Requirement: Every line below that holds the string "content" should be copied out.

(Stored entries)
----------------------------------------

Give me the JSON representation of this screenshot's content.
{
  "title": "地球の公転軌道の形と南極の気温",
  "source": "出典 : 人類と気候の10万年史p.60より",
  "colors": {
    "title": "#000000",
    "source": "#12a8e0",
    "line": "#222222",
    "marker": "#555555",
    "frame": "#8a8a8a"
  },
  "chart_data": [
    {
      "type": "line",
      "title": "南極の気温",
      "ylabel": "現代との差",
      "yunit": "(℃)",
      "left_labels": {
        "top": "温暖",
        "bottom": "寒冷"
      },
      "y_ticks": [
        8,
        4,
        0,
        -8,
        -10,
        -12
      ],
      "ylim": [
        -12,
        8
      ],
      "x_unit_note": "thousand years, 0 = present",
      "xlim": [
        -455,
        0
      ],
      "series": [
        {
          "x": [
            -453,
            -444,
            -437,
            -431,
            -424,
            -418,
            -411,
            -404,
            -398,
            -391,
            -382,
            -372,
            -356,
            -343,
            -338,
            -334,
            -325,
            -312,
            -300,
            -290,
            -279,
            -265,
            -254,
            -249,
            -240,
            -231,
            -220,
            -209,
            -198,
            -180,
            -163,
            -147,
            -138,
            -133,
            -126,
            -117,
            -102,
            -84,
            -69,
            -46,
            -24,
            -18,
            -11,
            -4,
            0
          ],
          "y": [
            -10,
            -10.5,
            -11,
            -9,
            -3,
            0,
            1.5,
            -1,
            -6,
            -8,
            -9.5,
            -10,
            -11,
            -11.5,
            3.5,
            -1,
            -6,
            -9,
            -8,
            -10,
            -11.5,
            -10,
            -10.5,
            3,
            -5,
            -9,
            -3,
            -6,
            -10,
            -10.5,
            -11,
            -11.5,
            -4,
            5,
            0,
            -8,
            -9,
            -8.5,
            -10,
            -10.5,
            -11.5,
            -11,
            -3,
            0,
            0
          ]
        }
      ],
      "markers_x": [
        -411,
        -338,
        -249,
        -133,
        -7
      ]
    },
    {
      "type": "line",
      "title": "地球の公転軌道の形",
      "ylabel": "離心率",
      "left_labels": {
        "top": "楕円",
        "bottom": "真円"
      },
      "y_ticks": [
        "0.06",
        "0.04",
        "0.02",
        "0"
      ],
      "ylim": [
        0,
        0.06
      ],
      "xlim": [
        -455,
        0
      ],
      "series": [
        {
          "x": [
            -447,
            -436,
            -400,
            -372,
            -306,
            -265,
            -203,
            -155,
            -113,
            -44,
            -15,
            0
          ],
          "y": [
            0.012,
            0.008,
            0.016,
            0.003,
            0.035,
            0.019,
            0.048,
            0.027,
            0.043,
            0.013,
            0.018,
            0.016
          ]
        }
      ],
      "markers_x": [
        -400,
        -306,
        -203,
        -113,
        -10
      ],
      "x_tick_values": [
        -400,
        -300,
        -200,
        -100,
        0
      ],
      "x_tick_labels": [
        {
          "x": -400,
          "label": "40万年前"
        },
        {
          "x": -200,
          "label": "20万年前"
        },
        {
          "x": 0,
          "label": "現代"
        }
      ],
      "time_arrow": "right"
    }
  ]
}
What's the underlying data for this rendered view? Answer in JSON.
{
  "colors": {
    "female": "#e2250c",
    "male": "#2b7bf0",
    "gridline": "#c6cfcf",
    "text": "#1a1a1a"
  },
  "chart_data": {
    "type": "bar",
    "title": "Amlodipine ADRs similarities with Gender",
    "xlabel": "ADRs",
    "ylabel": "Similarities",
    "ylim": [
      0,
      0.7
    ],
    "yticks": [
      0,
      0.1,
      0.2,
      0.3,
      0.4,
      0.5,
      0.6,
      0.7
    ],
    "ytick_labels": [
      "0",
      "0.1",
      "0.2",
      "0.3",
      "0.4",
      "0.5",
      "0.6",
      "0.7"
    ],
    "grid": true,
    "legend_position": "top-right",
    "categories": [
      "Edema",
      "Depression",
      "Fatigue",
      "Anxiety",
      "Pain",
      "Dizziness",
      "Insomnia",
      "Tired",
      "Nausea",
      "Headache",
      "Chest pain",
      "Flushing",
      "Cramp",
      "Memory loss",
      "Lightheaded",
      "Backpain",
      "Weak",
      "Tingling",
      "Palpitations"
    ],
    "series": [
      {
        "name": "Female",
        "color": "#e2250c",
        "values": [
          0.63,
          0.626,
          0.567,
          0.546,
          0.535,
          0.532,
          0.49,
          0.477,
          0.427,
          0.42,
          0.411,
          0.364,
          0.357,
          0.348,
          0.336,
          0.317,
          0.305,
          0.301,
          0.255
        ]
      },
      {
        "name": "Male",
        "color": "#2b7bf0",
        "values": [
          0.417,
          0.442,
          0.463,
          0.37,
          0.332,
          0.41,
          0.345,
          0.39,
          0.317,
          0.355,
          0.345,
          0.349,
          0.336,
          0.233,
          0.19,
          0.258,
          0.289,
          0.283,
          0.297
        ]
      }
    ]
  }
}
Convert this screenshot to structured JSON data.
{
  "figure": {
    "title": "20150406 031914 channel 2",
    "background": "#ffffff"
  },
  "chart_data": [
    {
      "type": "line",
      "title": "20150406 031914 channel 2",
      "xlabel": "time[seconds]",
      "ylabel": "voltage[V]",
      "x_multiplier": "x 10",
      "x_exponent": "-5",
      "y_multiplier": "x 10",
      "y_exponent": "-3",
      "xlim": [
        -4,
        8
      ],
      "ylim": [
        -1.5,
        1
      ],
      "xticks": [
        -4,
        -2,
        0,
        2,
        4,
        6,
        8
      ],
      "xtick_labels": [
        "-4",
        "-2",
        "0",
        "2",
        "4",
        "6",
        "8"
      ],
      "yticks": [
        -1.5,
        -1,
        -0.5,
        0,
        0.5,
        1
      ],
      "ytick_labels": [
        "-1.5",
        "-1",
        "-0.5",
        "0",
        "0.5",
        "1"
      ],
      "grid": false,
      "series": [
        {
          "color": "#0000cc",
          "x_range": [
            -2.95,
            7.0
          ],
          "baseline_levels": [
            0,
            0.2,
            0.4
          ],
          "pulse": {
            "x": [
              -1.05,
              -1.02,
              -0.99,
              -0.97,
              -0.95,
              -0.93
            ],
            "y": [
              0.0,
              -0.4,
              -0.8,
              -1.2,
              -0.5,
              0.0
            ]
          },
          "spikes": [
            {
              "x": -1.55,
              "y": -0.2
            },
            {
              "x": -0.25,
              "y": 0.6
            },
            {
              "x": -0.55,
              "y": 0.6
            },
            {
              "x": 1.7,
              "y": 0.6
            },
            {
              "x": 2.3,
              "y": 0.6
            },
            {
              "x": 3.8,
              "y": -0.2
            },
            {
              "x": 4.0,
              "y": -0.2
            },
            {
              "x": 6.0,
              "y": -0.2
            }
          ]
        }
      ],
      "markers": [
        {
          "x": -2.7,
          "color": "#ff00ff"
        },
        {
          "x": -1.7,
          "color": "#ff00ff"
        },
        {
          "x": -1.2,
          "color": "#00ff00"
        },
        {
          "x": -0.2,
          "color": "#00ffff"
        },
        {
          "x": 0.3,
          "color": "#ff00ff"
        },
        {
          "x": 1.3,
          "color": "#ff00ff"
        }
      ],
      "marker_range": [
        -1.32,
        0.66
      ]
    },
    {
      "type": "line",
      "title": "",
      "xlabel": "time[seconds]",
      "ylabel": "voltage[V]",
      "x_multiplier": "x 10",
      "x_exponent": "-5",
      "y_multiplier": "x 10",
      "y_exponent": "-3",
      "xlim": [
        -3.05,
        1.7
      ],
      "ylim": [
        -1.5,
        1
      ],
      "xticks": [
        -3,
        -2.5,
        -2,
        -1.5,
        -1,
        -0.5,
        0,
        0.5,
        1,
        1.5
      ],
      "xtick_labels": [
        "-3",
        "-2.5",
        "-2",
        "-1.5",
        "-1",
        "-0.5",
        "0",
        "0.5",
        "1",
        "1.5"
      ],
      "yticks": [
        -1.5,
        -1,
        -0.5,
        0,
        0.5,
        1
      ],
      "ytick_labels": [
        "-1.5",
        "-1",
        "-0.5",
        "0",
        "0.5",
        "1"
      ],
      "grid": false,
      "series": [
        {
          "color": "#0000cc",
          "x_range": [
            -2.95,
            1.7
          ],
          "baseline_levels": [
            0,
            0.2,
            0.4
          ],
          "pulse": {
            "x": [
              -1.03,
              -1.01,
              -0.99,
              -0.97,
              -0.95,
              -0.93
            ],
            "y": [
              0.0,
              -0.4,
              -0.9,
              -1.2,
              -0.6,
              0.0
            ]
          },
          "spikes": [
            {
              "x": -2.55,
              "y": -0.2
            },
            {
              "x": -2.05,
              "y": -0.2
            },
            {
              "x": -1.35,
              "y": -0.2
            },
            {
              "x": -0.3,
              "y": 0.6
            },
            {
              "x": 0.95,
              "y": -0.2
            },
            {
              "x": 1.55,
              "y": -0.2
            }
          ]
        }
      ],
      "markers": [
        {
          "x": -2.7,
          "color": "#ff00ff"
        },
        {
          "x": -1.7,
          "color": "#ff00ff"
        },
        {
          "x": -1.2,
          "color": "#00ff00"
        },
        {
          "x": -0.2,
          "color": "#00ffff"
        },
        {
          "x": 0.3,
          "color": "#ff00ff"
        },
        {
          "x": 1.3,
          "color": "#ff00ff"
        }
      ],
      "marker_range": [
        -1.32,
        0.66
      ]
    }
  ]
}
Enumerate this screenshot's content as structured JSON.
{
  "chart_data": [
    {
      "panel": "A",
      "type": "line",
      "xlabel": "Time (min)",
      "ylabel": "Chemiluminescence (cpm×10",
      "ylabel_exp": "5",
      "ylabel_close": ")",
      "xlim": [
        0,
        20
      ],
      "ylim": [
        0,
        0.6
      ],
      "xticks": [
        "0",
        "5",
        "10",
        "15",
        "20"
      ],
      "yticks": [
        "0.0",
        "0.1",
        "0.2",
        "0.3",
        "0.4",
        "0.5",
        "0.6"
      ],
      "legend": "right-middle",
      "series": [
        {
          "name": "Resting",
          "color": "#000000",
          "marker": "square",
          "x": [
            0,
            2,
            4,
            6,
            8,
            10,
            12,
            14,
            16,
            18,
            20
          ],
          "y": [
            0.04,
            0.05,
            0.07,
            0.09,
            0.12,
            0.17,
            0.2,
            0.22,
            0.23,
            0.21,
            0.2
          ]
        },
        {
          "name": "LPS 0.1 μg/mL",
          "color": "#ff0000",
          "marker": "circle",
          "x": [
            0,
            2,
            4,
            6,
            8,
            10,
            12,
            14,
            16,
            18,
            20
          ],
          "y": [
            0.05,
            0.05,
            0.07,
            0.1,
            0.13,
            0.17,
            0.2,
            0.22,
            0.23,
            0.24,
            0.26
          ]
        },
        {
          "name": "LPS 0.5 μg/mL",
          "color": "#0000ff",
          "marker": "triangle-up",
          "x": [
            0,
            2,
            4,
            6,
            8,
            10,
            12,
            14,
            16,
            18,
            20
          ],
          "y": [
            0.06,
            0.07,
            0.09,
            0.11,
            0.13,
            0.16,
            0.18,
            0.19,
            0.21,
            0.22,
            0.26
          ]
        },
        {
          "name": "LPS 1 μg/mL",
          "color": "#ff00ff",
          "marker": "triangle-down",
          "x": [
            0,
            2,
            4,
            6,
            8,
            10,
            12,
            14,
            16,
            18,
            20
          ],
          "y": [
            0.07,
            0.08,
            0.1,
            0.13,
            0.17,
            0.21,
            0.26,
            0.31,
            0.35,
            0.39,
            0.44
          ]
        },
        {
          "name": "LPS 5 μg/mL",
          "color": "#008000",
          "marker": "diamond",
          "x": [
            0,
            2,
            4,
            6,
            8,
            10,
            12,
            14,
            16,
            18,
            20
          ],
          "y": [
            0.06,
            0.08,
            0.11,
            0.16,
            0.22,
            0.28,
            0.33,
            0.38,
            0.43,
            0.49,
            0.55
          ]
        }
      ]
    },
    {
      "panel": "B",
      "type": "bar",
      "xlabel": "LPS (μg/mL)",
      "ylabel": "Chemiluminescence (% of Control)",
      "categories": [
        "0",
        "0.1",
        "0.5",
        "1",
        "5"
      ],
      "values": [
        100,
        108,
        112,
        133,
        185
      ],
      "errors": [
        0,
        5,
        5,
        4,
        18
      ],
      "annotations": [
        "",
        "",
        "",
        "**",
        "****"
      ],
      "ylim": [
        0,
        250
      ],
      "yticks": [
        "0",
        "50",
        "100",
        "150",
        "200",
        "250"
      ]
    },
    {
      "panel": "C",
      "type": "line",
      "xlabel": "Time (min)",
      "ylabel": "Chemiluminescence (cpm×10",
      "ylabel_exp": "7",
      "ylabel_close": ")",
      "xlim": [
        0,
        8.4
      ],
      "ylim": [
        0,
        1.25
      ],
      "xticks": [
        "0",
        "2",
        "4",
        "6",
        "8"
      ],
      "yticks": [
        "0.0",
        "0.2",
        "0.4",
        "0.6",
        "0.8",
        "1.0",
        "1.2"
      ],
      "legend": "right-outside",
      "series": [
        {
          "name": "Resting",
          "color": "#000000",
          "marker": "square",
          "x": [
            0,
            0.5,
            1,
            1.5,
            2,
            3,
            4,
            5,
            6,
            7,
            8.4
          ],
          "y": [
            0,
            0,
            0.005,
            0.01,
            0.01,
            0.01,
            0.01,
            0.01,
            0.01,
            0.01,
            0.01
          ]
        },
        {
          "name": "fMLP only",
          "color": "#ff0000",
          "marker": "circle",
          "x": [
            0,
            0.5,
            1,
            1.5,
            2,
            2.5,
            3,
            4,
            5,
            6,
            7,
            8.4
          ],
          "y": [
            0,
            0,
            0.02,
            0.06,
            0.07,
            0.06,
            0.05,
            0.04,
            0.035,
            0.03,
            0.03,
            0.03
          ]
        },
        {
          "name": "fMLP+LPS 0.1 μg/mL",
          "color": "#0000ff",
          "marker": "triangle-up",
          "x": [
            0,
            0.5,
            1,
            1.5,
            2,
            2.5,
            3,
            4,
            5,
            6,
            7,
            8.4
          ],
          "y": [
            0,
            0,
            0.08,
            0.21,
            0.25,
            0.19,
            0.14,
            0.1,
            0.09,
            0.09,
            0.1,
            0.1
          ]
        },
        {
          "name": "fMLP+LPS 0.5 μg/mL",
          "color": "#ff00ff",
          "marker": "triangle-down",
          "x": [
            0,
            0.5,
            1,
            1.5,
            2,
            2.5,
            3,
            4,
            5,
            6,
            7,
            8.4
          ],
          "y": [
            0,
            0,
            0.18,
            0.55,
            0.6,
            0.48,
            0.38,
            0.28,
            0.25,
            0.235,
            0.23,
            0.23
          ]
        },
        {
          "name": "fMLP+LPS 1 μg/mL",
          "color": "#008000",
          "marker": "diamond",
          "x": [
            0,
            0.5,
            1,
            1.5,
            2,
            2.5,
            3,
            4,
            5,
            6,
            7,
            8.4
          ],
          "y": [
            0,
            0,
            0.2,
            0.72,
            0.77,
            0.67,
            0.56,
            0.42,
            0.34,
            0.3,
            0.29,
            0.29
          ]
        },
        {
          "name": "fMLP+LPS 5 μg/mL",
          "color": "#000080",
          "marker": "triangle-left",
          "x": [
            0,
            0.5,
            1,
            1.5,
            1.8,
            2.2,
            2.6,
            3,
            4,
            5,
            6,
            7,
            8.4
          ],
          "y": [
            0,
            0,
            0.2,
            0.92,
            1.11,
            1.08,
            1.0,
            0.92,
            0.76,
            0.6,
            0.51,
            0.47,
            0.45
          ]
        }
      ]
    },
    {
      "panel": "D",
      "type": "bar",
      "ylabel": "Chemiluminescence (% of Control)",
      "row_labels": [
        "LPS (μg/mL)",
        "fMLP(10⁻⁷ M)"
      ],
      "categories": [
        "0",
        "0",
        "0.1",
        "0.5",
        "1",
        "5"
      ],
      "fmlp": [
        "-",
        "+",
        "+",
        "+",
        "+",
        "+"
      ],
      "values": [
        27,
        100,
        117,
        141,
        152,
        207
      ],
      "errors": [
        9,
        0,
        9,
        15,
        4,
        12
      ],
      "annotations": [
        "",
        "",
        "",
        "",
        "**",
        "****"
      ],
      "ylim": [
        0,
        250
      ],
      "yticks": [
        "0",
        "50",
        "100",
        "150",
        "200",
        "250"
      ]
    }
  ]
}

----------------------------------------

Exercise response:
Give me the JSON representation of this screenshot's content.
Enumerate this screenshot's content as structured JSON.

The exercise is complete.